> **DO THIS**: Copy out every record below, word for word.
++++ EXERCISE INPUTS
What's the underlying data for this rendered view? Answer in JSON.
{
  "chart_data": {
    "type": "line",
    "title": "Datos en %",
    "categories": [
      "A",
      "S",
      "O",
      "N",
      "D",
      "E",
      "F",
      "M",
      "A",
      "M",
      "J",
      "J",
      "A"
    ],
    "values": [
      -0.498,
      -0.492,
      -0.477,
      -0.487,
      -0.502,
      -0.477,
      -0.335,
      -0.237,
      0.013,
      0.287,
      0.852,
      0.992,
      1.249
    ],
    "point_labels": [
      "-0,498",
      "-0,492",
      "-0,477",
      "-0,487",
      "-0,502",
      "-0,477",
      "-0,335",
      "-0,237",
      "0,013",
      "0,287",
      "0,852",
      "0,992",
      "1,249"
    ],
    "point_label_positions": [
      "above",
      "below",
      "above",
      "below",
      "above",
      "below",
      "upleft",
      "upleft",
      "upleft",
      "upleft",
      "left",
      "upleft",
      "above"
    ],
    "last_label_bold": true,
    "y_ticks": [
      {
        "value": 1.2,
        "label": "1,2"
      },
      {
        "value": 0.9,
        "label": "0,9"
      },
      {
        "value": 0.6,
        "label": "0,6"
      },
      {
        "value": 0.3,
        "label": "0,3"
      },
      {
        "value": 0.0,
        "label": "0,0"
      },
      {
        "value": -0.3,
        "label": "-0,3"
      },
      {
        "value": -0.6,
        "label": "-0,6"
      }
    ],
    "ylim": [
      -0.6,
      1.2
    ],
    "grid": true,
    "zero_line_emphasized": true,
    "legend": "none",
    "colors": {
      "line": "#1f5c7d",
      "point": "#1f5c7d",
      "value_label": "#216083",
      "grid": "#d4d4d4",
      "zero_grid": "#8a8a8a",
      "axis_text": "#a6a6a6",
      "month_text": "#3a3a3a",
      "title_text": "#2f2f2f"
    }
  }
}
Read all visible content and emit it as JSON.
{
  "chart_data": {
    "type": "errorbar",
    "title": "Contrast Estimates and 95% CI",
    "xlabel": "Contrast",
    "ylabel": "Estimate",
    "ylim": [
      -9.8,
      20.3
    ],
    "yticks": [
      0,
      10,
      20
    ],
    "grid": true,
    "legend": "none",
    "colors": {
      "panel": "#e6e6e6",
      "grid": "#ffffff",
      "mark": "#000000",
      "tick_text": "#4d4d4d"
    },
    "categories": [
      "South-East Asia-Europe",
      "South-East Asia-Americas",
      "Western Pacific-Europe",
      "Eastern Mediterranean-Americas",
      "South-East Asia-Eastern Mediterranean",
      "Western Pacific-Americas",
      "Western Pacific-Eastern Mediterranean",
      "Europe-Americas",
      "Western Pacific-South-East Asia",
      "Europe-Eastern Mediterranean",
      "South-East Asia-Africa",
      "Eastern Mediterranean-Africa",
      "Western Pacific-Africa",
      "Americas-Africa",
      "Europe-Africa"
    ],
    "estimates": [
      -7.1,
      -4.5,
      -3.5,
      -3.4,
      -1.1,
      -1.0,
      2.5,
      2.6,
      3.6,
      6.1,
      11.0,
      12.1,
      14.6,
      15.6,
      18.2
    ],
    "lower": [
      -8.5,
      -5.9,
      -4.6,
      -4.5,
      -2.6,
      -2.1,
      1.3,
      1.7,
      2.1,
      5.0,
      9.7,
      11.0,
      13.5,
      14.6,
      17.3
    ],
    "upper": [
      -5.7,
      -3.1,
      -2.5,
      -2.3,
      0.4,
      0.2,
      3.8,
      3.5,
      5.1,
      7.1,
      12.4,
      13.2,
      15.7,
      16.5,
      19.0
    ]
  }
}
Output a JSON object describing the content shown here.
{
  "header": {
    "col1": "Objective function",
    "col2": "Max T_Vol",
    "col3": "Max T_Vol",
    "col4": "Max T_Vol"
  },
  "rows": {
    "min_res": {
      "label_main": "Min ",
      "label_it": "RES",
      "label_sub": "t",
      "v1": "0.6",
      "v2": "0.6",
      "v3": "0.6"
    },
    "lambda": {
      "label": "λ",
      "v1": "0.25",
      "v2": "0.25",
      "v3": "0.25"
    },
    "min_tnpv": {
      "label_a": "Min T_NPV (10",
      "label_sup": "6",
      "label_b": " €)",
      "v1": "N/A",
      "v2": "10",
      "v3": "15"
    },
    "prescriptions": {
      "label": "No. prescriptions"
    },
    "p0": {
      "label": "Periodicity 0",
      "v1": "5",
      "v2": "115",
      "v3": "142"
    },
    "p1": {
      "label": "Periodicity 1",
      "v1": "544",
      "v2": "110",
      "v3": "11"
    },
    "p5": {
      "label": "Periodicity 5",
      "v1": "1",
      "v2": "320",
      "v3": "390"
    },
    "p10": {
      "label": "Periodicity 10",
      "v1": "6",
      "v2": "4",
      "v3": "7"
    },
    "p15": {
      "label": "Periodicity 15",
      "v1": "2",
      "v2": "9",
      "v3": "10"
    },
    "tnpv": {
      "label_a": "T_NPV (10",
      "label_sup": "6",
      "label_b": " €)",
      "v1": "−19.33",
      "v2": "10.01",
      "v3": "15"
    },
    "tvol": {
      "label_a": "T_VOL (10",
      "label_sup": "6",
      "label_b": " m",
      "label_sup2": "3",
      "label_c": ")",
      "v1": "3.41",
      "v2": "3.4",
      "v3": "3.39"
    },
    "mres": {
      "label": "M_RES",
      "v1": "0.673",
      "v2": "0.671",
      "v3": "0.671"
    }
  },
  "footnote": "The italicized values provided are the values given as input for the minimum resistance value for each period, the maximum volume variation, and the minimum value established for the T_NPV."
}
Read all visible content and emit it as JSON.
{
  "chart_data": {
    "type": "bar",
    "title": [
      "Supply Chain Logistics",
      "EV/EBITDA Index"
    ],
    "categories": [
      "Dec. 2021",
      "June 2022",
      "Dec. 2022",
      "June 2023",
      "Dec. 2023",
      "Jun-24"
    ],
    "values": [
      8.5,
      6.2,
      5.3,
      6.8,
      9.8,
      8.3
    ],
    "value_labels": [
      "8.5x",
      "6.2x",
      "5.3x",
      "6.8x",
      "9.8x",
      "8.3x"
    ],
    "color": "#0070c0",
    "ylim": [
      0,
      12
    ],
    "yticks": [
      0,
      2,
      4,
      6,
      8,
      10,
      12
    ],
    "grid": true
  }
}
++++++++
> **FINISHED EXERCISE**:
What's the underlying data for this rendered view? Answer in JSON.
{
  "chart_data": {
    "type": "line",
    "title": "Datos en %",
    "categories": [
      "A",
      "S",
      "O",
      "N",
      "D",
      "E",
      "F",
      "M",
      "A",
      "M",
      "J",
      "J",
      "A"
    ],
    "values": [
      -0.498,
      -0.492,
      -0.477,
      -0.487,
      -0.502,
      -0.477,
      -0.335,
      -0.237,
      0.013,
      0.287,
      0.852,
      0.992,
      1.249
    ],
    "point_labels": [
      "-0,498",
      "-0,492",
      "-0,477",
      "-0,487",
      "-0,502",
      "-0,477",
      "-0,335",
      "-0,237",
      "0,013",
      "0,287",
      "0,852",
      "0,992",
      "1,249"
    ],
    "point_label_positions": [
      "above",
      "below",
      "above",
      "below",
      "above",
      "below",
      "upleft",
      "upleft",
      "upleft",
      "upleft",
      "left",
      "upleft",
      "above"
    ],
    "last_label_bold": true,
    "y_ticks": [
      {
        "value": 1.2,
        "label": "1,2"
      },
      {
        "value": 0.9,
        "label": "0,9"
      },
      {
        "value": 0.6,
        "label": "0,6"
      },
      {
        "value": 0.3,
        "label": "0,3"
      },
      {
        "value": 0.0,
        "label": "0,0"
      },
      {
        "value": -0.3,
        "label": "-0,3"
      },
      {
        "value": -0.6,
        "label": "-0,6"
      }
    ],
    "ylim": [
      -0.6,
      1.2
    ],
    "grid": true,
    "zero_line_emphasized": true,
    "legend": "none",
    "colors": {
      "line": "#1f5c7d",
      "point": "#1f5c7d",
      "value_label": "#216083",
      "grid": "#d4d4d4",
      "zero_grid": "#8a8a8a",
      "axis_text": "#a6a6a6",
      "month_text": "#3a3a3a",
      "title_text": "#2f2f2f"
    }
  }
}
Read all visible content and emit it as JSON.
{
  "chart_data": {
    "type": "errorbar",
    "title": "Contrast Estimates and 95% CI",
    "xlabel": "Contrast",
    "ylabel": "Estimate",
    "ylim": [
      -9.8,
      20.3
    ],
    "yticks": [
      0,
      10,
      20
    ],
    "grid": true,
    "legend": "none",
    "colors": {
      "panel": "#e6e6e6",
      "grid": "#ffffff",
      "mark": "#000000",
      "tick_text": "#4d4d4d"
    },
    "categories": [
      "South-East Asia-Europe",
      "South-East Asia-Americas",
      "Western Pacific-Europe",
      "Eastern Mediterranean-Americas",
      "South-East Asia-Eastern Mediterranean",
      "Western Pacific-Americas",
      "Western Pacific-Eastern Mediterranean",
      "Europe-Americas",
      "Western Pacific-South-East Asia",
      "Europe-Eastern Mediterranean",
      "South-East Asia-Africa",
      "Eastern Mediterranean-Africa",
      "Western Pacific-Africa",
      "Americas-Africa",
      "Europe-Africa"
    ],
    "estimates": [
      -7.1,
      -4.5,
      -3.5,
      -3.4,
      -1.1,
      -1.0,
      2.5,
      2.6,
      3.6,
      6.1,
      11.0,
      12.1,
      14.6,
      15.6,
      18.2
    ],
    "lower": [
      -8.5,
      -5.9,
      -4.6,
      -4.5,
      -2.6,
      -2.1,
      1.3,
      1.7,
      2.1,
      5.0,
      9.7,
      11.0,
      13.5,
      14.6,
      17.3
    ],
    "upper": [
      -5.7,
      -3.1,
      -2.5,
      -2.3,
      0.4,
      0.2,
      3.8,
      3.5,
      5.1,
      7.1,
      12.4,
      13.2,
      15.7,
      16.5,
      19.0
    ]
  }
}
Output a JSON object describing the content shown here.
{
  "header": {
    "col1": "Objective function",
    "col2": "Max T_Vol",
    "col3": "Max T_Vol",
    "col4": "Max T_Vol"
  },
  "rows": {
    "min_res": {
      "label_main": "Min ",
      "label_it": "RES",
      "label_sub": "t",
      "v1": "0.6",
      "v2": "0.6",
      "v3": "0.6"
    },
    "lambda": {
      "label": "λ",
      "v1": "0.25",
      "v2": "0.25",
      "v3": "0.25"
    },
    "min_tnpv": {
      "label_a": "Min T_NPV (10",
      "label_sup": "6",
      "label_b": " €)",
      "v1": "N/A",
      "v2": "10",
      "v3": "15"
    },
    "prescriptions": {
      "label": "No. prescriptions"
    },
    "p0": {
      "label": "Periodicity 0",
      "v1": "5",
      "v2": "115",
      "v3": "142"
    },
    "p1": {
      "label": "Periodicity 1",
      "v1": "544",
      "v2": "110",
      "v3": "11"
    },
    "p5": {
      "label": "Periodicity 5",
      "v1": "1",
      "v2": "320",
      "v3": "390"
    },
    "p10": {
      "label": "Periodicity 10",
      "v1": "6",
      "v2": "4",
      "v3": "7"
    },
    "p15": {
      "label": "Periodicity 15",
      "v1": "2",
      "v2": "9",
      "v3": "10"
    },
    "tnpv": {
      "label_a": "T_NPV (10",
      "label_sup": "6",
      "label_b": " €)",
      "v1": "−19.33",
      "v2": "10.01",
      "v3": "15"
    },
    "tvol": {
      "label_a": "T_VOL (10",
      "label_sup": "6",
      "label_b": " m",
      "label_sup2": "3",
      "label_c": ")",
      "v1": "3.41",
      "v2": "3.4",
      "v3": "3.39"
    },
    "mres": {
      "label": "M_RES",
      "v1": "0.673",
      "v2": "0.671",
      "v3": "0.671"
    }
  },
  "footnote": "The italicized values provided are the values given as input for the minimum resistance value for each period, the maximum volume variation, and the minimum value established for the T_NPV."
}
Read all visible content and emit it as JSON.
{
  "chart_data": {
    "type": "bar",
    "title": [
      "Supply Chain Logistics",
      "EV/EBITDA Index"
    ],
    "categories": [
      "Dec. 2021",
      "June 2022",
      "Dec. 2022",
      "June 2023",
      "Dec. 2023",
      "Jun-24"
    ],
    "values": [
      8.5,
      6.2,
      5.3,
      6.8,
      9.8,
      8.3
    ],
    "value_labels": [
      "8.5x",
      "6.2x",
      "5.3x",
      "6.8x",
      "9.8x",
      "8.3x"
    ],
    "color": "#0070c0",
    "ylim": [
      0,
      12
    ],
    "yticks": [
      0,
      2,
      4,
      6,
      8,
      10,
      12
    ],
    "grid": true
  }
}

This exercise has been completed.